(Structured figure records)

══════════════════════════════

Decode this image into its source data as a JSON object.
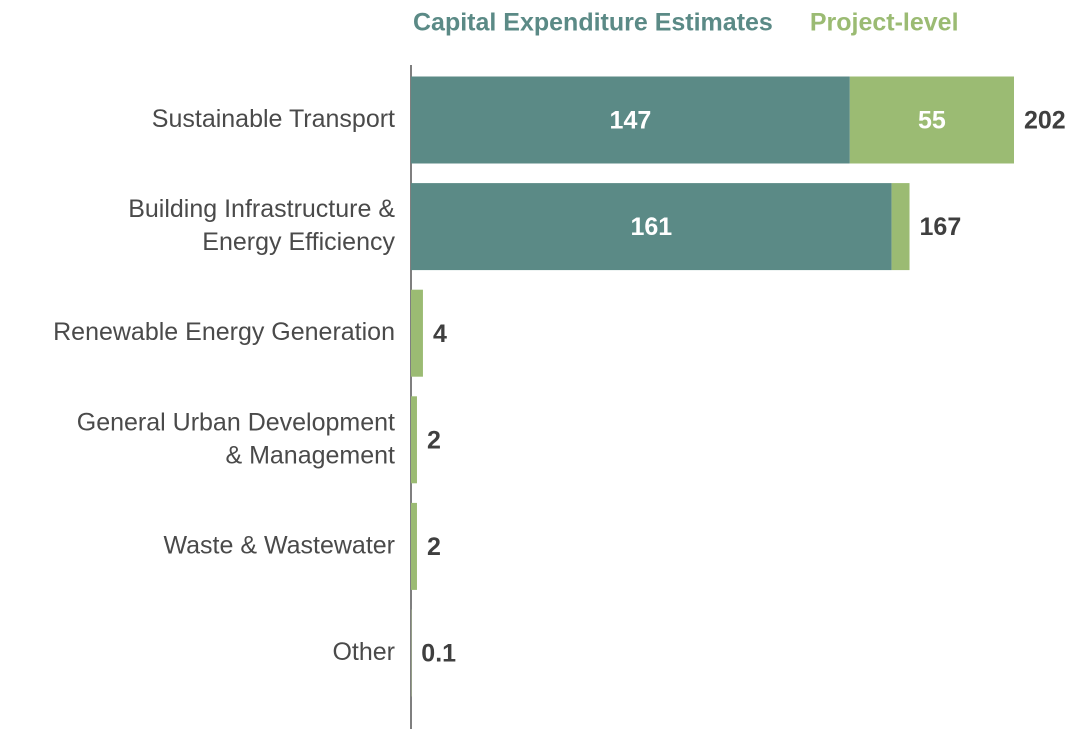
{
  "chart_data": {
    "type": "stacked-bar-horizontal",
    "categories": [
      [
        "Sustainable Transport"
      ],
      [
        "Building Infrastructure &",
        "Energy Efficiency"
      ],
      [
        "Renewable Energy Generation"
      ],
      [
        "General Urban Development",
        "& Management"
      ],
      [
        "Waste & Wastewater"
      ],
      [
        "Other"
      ]
    ],
    "series": [
      {
        "name": "Capital Expenditure Estimates",
        "color": "#5b8a86",
        "values": [
          147,
          161,
          null,
          null,
          null,
          null
        ]
      },
      {
        "name": "Project-level",
        "color": "#9bbb73",
        "values": [
          55,
          6,
          4,
          2,
          2,
          0.1
        ]
      }
    ],
    "totals": [
      202,
      167,
      4,
      2,
      2,
      0.1
    ]
  }
}
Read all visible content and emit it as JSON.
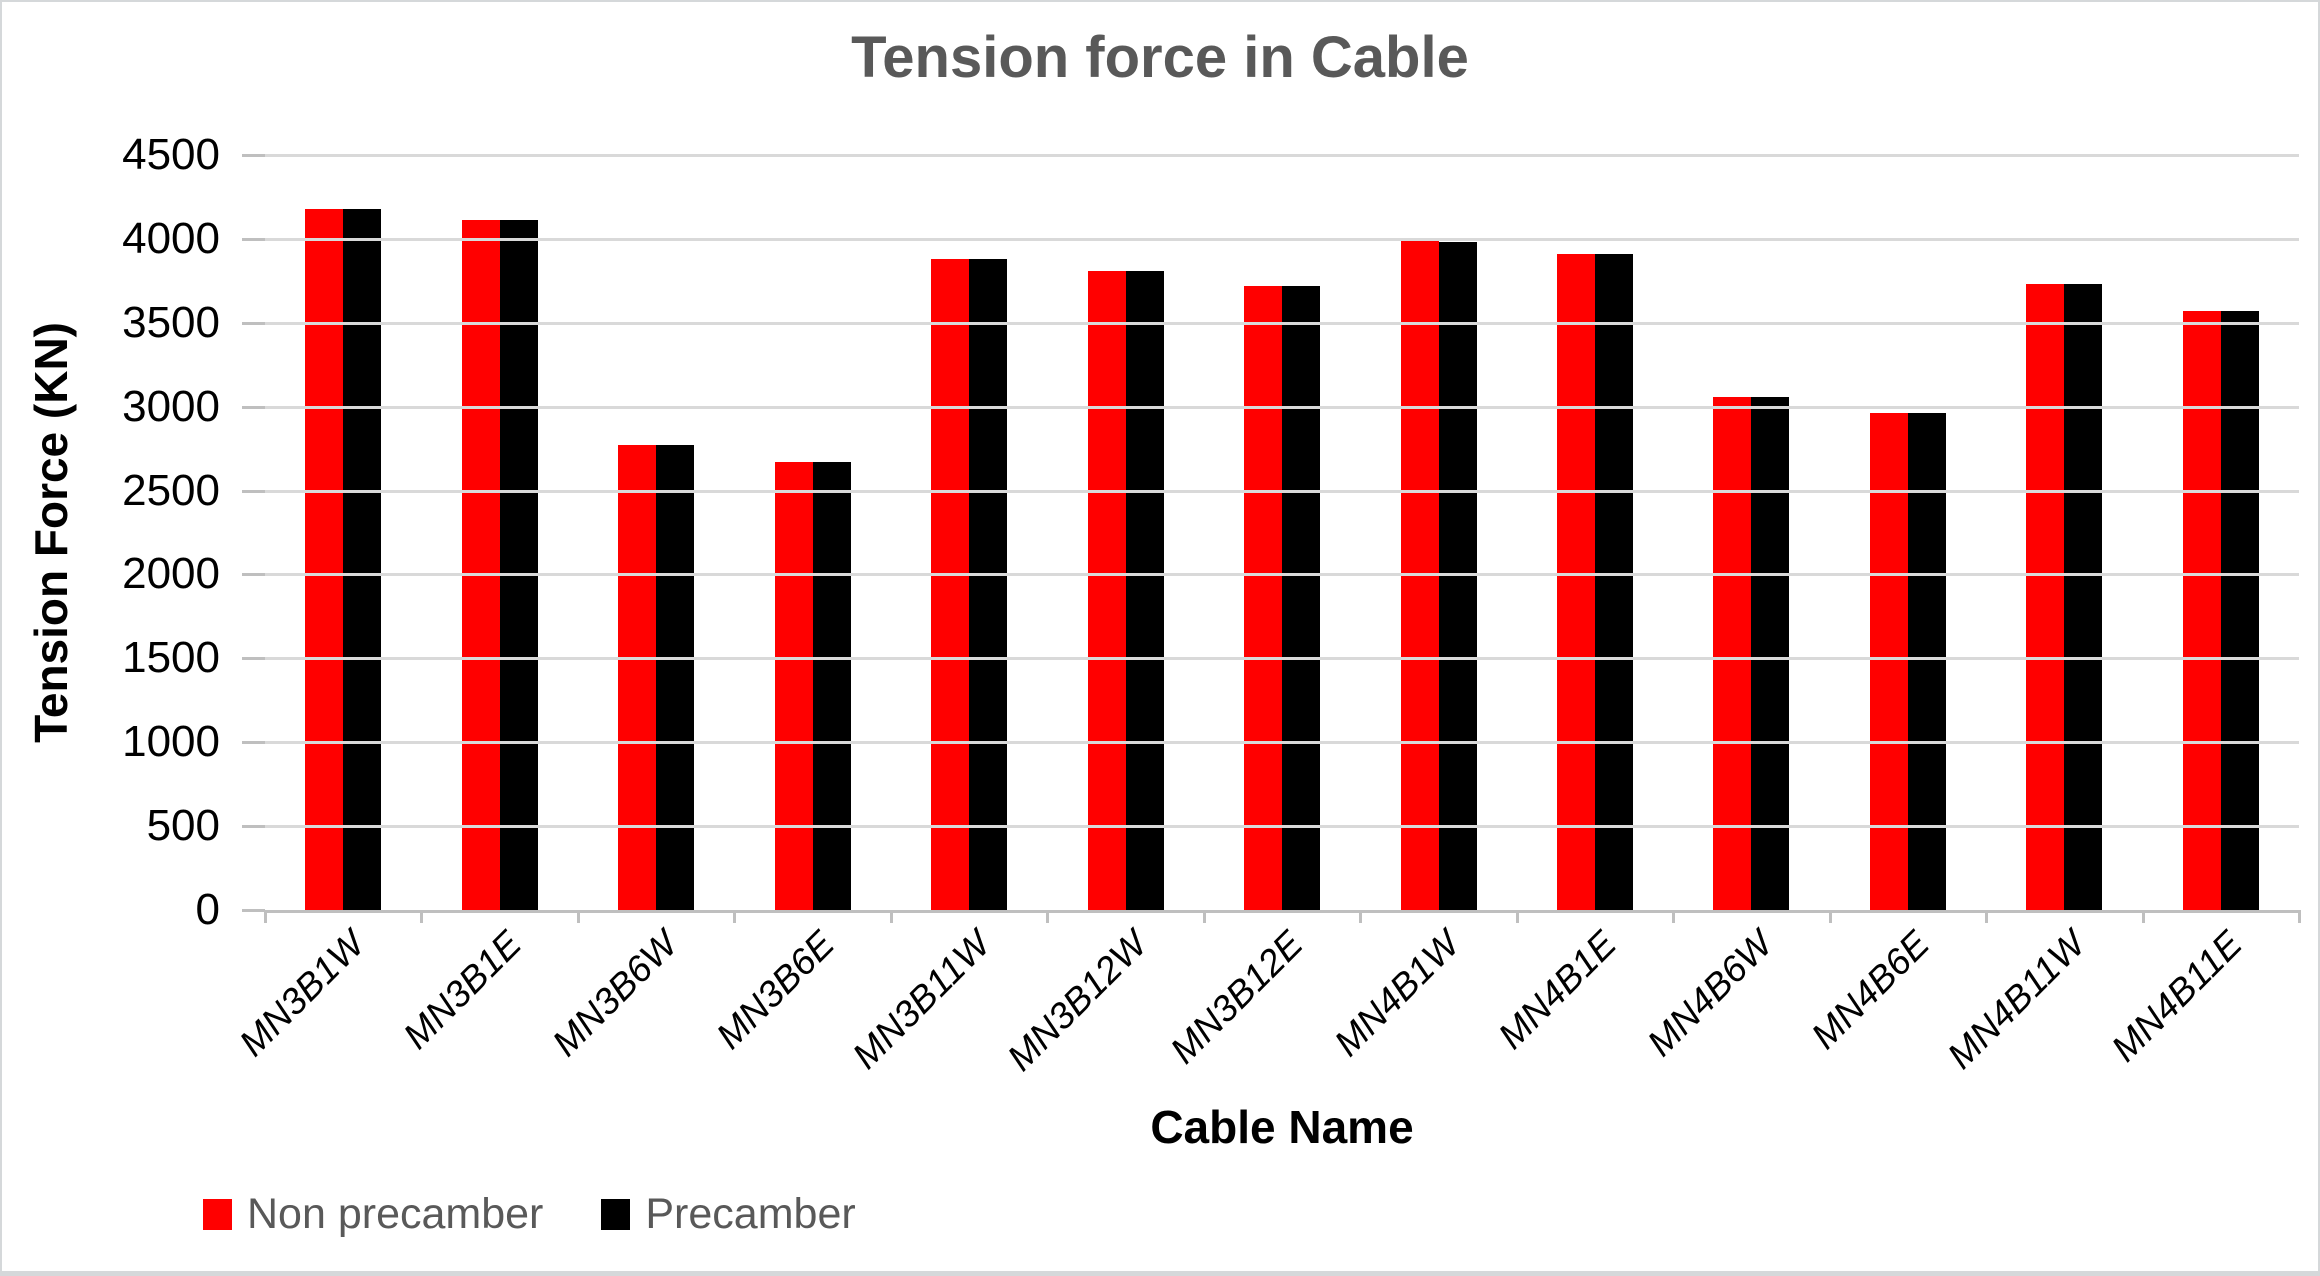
{
  "chart_data": {
    "type": "bar",
    "title": "Tension force in Cable",
    "xlabel": "Cable Name",
    "ylabel": "Tension Force (KN)",
    "ylim": [
      0,
      4500
    ],
    "ytick_step": 500,
    "grid": true,
    "legend_position": "bottom-left",
    "categories": [
      "MN3B1W",
      "MN3B1E",
      "MN3B6W",
      "MN3B6E",
      "MN3B11W",
      "MN3B12W",
      "MN3B12E",
      "MN4B1W",
      "MN4B1E",
      "MN4B6W",
      "MN4B6E",
      "MN4B11W",
      "MN4B11E"
    ],
    "series": [
      {
        "name": "Non precamber",
        "color": "#FF0000",
        "values": [
          4180,
          4110,
          2770,
          2670,
          3880,
          3810,
          3720,
          3990,
          3910,
          3060,
          2960,
          3730,
          3570
        ]
      },
      {
        "name": "Precamber",
        "color": "#000000",
        "values": [
          4180,
          4110,
          2770,
          2670,
          3880,
          3810,
          3720,
          3980,
          3910,
          3060,
          2960,
          3730,
          3570
        ]
      }
    ],
    "colors": {
      "gridline": "#D9D9D9",
      "axis": "#BFBFBF",
      "title_text": "#595959",
      "legend_text": "#595959",
      "tick_label_text": "#000000"
    }
  }
}
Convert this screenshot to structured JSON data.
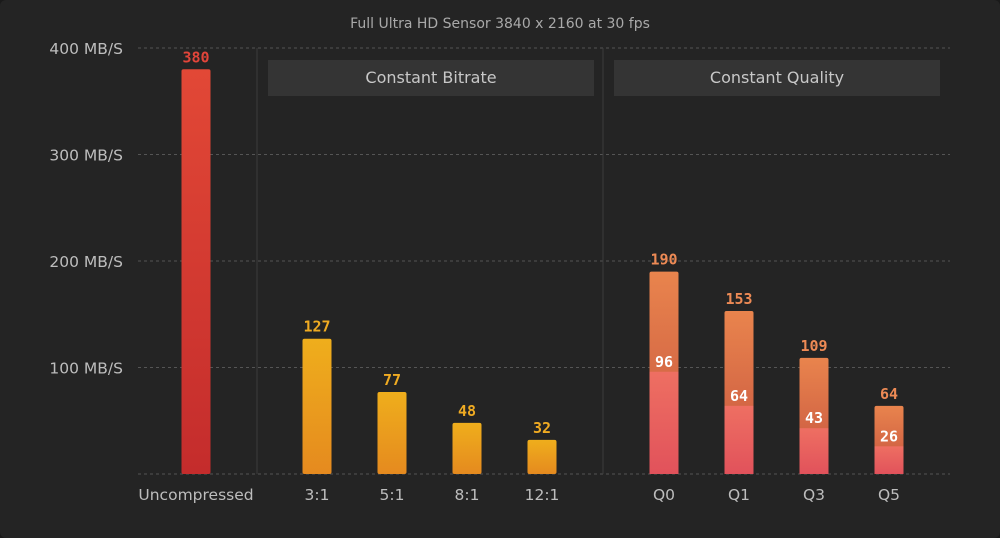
{
  "chart_data": {
    "type": "bar",
    "title": "Full Ultra HD Sensor 3840 x 2160 at 30 fps",
    "y_ticks": [
      {
        "value": 400,
        "label": "400 MB/S"
      },
      {
        "value": 300,
        "label": "300 MB/S"
      },
      {
        "value": 200,
        "label": "200 MB/S"
      },
      {
        "value": 100,
        "label": "100 MB/S"
      }
    ],
    "ylim": [
      0,
      400
    ],
    "grid": true,
    "groups": [
      "Constant Bitrate",
      "Constant Quality"
    ],
    "categories": [
      "Uncompressed",
      "3:1",
      "5:1",
      "8:1",
      "12:1",
      "Q0",
      "Q1",
      "Q3",
      "Q5"
    ],
    "values": [
      380,
      127,
      77,
      48,
      32,
      190,
      153,
      109,
      64
    ],
    "value_labels": [
      "380",
      "127",
      "77",
      "48",
      "32",
      "190",
      "153",
      "109",
      "64"
    ],
    "inner_values": [
      null,
      null,
      null,
      null,
      null,
      96,
      64,
      43,
      26
    ],
    "inner_labels": [
      "",
      "",
      "",
      "",
      "",
      "96",
      "64",
      "43",
      "26"
    ],
    "bar_group": [
      "uncompressed",
      "bitrate",
      "bitrate",
      "bitrate",
      "bitrate",
      "quality",
      "quality",
      "quality",
      "quality"
    ],
    "colors": {
      "uncompressed_top": "#e24836",
      "uncompressed_bottom": "#c42c2c",
      "uncompressed_label": "#e2453a",
      "bitrate_top": "#efae1c",
      "bitrate_bottom": "#e58a1f",
      "bitrate_label": "#f0ab22",
      "quality_top": "#e9844d",
      "quality_bottom": "#c5523f",
      "quality_inner_top": "#ee6f62",
      "quality_inner_bottom": "#e1525b",
      "quality_label": "#ed8a55",
      "grid": "#555555"
    }
  }
}
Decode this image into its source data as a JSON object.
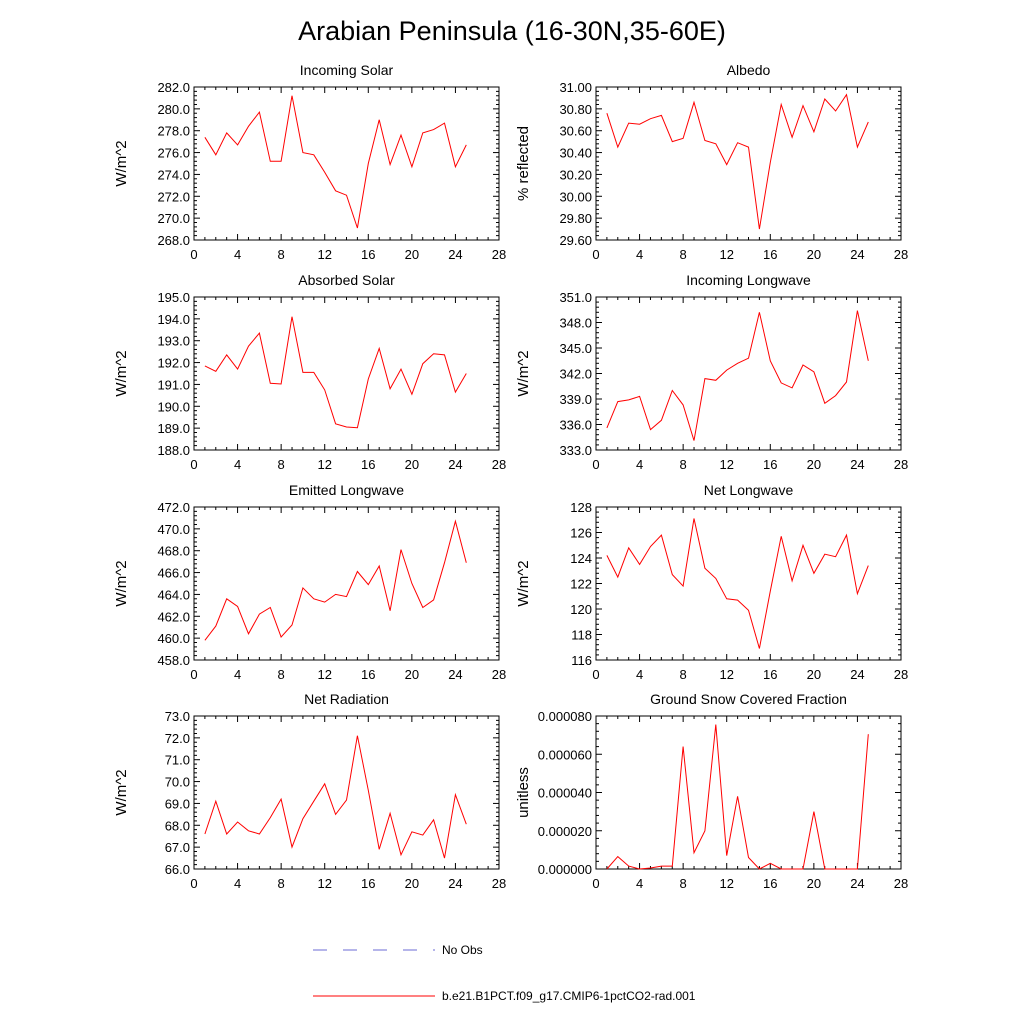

══════════════════════════════

## [REQUIRED TASK]
Leave out the pictures and repeat everything else in the records exactly.

## [RESPONSE TO THE TASK]
Decode this image into its source data as a JSON object.
{
  "chart_data": {
    "type": "stacked-bar-horizontal",
    "categories": [
      [
        "Sustainable Transport"
      ],
      [
        "Building Infrastructure &",
        "Energy Efficiency"
      ],
      [
        "Renewable Energy Generation"
      ],
      [
        "General Urban Development",
        "& Management"
      ],
      [
        "Waste & Wastewater"
      ],
      [
        "Other"
      ]
    ],
    "series": [
      {
        "name": "Capital Expenditure Estimates",
        "color": "#5b8a86",
        "values": [
          147,
          161,
          null,
          null,
          null,
          null
        ]
      },
      {
        "name": "Project-level",
        "color": "#9bbb73",
        "values": [
          55,
          6,
          4,
          2,
          2,
          0.1
        ]
      }
    ],
    "totals": [
      202,
      167,
      4,
      2,
      2,
      0.1
    ]
  }
}
Read all visible content and emit it as JSON.
{
  "chart_data": {
    "type": "bar",
    "title": "Tension force in Cable",
    "xlabel": "Cable Name",
    "ylabel": "Tension Force (KN)",
    "ylim": [
      0,
      4500
    ],
    "ytick_step": 500,
    "grid": true,
    "legend_position": "bottom-left",
    "categories": [
      "MN3B1W",
      "MN3B1E",
      "MN3B6W",
      "MN3B6E",
      "MN3B11W",
      "MN3B12W",
      "MN3B12E",
      "MN4B1W",
      "MN4B1E",
      "MN4B6W",
      "MN4B6E",
      "MN4B11W",
      "MN4B11E"
    ],
    "series": [
      {
        "name": "Non precamber",
        "color": "#FF0000",
        "values": [
          4180,
          4110,
          2770,
          2670,
          3880,
          3810,
          3720,
          3990,
          3910,
          3060,
          2960,
          3730,
          3570
        ]
      },
      {
        "name": "Precamber",
        "color": "#000000",
        "values": [
          4180,
          4110,
          2770,
          2670,
          3880,
          3810,
          3720,
          3980,
          3910,
          3060,
          2960,
          3730,
          3570
        ]
      }
    ],
    "colors": {
      "gridline": "#D9D9D9",
      "axis": "#BFBFBF",
      "title_text": "#595959",
      "legend_text": "#595959",
      "tick_label_text": "#000000"
    }
  }
}
Convert this screenshot to structured JSON data.
{
  "chart_data": {
    "type": "bar",
    "title": "Full Ultra HD Sensor 3840 x 2160 at 30 fps",
    "y_ticks": [
      {
        "value": 400,
        "label": "400 MB/S"
      },
      {
        "value": 300,
        "label": "300 MB/S"
      },
      {
        "value": 200,
        "label": "200 MB/S"
      },
      {
        "value": 100,
        "label": "100 MB/S"
      }
    ],
    "ylim": [
      0,
      400
    ],
    "grid": true,
    "groups": [
      "Constant Bitrate",
      "Constant Quality"
    ],
    "categories": [
      "Uncompressed",
      "3:1",
      "5:1",
      "8:1",
      "12:1",
      "Q0",
      "Q1",
      "Q3",
      "Q5"
    ],
    "values": [
      380,
      127,
      77,
      48,
      32,
      190,
      153,
      109,
      64
    ],
    "value_labels": [
      "380",
      "127",
      "77",
      "48",
      "32",
      "190",
      "153",
      "109",
      "64"
    ],
    "inner_values": [
      null,
      null,
      null,
      null,
      null,
      96,
      64,
      43,
      26
    ],
    "inner_labels": [
      "",
      "",
      "",
      "",
      "",
      "96",
      "64",
      "43",
      "26"
    ],
    "bar_group": [
      "uncompressed",
      "bitrate",
      "bitrate",
      "bitrate",
      "bitrate",
      "quality",
      "quality",
      "quality",
      "quality"
    ],
    "colors": {
      "uncompressed_top": "#e24836",
      "uncompressed_bottom": "#c42c2c",
      "uncompressed_label": "#e2453a",
      "bitrate_top": "#efae1c",
      "bitrate_bottom": "#e58a1f",
      "bitrate_label": "#f0ab22",
      "quality_top": "#e9844d",
      "quality_bottom": "#c5523f",
      "quality_inner_top": "#ee6f62",
      "quality_inner_bottom": "#e1525b",
      "quality_label": "#ed8a55",
      "grid": "#555555"
    }
  }
}
Decode this image into its source data as a JSON object.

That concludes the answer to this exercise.